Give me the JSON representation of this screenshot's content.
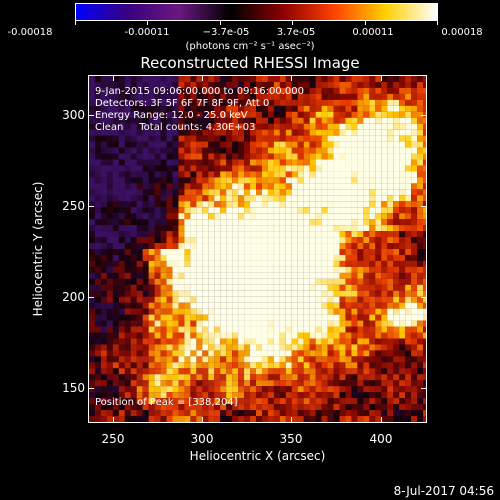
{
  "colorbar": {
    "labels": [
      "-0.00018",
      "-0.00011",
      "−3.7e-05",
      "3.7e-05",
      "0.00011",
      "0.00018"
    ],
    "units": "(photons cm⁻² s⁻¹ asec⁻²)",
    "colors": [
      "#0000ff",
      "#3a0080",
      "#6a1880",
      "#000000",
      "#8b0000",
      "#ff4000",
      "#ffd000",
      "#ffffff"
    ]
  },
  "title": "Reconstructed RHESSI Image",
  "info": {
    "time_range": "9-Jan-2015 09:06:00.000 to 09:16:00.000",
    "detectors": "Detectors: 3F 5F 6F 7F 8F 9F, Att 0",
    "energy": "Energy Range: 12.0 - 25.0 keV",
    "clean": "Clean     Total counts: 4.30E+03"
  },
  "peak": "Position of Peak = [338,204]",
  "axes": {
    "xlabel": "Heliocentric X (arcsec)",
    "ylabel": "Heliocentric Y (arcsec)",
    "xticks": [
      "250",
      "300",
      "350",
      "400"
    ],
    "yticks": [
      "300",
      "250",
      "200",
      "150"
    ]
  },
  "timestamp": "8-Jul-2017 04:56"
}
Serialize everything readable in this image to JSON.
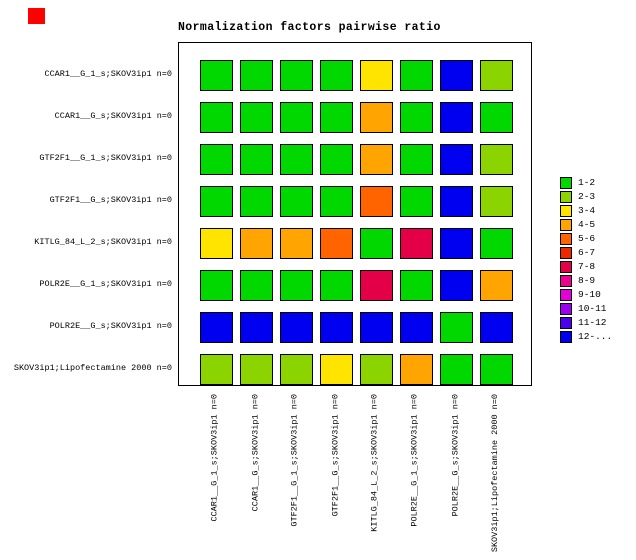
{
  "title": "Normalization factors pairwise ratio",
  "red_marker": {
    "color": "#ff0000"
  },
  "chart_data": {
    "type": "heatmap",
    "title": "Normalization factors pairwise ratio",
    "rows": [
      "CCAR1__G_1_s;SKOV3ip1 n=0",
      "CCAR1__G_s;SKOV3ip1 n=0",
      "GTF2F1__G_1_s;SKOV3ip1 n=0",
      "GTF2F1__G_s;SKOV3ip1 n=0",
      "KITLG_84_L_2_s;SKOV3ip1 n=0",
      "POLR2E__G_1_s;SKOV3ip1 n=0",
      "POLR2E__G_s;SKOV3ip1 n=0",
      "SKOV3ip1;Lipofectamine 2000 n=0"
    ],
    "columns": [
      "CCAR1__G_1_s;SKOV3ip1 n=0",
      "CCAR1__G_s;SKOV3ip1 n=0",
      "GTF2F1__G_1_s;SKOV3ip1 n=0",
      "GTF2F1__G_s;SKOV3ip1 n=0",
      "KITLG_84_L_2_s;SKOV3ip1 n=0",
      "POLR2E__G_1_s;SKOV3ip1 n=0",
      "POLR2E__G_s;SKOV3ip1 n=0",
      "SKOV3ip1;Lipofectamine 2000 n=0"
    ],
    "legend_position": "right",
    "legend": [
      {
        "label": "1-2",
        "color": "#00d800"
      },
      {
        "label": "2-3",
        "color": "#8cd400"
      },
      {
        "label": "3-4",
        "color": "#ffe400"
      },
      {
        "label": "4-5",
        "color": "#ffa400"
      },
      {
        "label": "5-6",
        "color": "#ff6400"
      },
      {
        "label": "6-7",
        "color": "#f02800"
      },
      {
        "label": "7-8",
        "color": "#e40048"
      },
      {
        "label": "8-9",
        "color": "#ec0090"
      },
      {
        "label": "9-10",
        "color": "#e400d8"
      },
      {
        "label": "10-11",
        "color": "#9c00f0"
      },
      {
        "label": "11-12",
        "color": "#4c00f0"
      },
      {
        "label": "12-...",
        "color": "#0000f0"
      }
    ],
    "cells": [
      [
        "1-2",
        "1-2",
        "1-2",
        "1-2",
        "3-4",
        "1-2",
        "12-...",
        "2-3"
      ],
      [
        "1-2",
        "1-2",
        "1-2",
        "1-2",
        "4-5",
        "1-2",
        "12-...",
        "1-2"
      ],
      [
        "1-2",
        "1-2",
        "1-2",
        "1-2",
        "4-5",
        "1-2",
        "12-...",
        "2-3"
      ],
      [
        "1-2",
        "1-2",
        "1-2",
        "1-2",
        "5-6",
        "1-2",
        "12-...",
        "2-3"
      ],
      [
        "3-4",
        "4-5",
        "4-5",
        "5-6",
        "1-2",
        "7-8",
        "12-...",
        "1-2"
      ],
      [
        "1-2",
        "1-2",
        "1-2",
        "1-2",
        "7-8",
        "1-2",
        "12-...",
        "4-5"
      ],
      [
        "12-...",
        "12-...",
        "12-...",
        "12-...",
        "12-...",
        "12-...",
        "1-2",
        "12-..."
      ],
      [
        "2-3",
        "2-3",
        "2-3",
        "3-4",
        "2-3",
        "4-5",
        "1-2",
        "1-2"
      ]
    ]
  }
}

============

> **WHAT THIS TASK INVOLVES**:
Determine how many lines of the listing above include the word "arcsec", and report that number only.

> **SOLUTION**:
2